— Start —
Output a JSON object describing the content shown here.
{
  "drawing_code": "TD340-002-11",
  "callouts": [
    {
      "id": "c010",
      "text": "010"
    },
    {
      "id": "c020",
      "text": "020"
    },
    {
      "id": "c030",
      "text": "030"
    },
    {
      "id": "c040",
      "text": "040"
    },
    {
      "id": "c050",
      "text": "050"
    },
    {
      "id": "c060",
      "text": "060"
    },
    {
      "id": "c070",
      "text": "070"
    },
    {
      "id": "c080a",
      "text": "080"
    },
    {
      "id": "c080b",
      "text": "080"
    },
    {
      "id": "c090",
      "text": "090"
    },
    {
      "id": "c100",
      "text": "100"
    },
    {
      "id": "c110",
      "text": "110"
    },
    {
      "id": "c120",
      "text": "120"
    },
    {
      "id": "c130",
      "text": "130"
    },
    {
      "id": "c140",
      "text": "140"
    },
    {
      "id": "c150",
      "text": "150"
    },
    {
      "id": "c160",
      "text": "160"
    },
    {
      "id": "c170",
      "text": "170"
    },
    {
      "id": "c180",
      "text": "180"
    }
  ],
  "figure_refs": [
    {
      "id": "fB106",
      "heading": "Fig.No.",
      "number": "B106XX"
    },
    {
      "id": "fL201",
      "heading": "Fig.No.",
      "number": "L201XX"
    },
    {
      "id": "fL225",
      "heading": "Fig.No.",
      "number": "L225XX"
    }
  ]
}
— End —
Extract each entry in full, exactly as given.

Output a JSON object describing the content shown here.
{
  "drawing_code": "TD340-002-11",
  "callouts": [
    {
      "id": "c010",
      "text": "010"
    },
    {
      "id": "c020",
      "text": "020"
    },
    {
      "id": "c030",
      "text": "030"
    },
    {
      "id": "c040",
      "text": "040"
    },
    {
      "id": "c050",
      "text": "050"
    },
    {
      "id": "c060",
      "text": "060"
    },
    {
      "id": "c070",
      "text": "070"
    },
    {
      "id": "c080a",
      "text": "080"
    },
    {
      "id": "c080b",
      "text": "080"
    },
    {
      "id": "c090",
      "text": "090"
    },
    {
      "id": "c100",
      "text": "100"
    },
    {
      "id": "c110",
      "text": "110"
    },
    {
      "id": "c120",
      "text": "120"
    },
    {
      "id": "c130",
      "text": "130"
    },
    {
      "id": "c140",
      "text": "140"
    },
    {
      "id": "c150",
      "text": "150"
    },
    {
      "id": "c160",
      "text": "160"
    },
    {
      "id": "c170",
      "text": "170"
    },
    {
      "id": "c180",
      "text": "180"
    }
  ],
  "figure_refs": [
    {
      "id": "fB106",
      "heading": "Fig.No.",
      "number": "B106XX"
    },
    {
      "id": "fL201",
      "heading": "Fig.No.",
      "number": "L201XX"
    },
    {
      "id": "fL225",
      "heading": "Fig.No.",
      "number": "L225XX"
    }
  ]
}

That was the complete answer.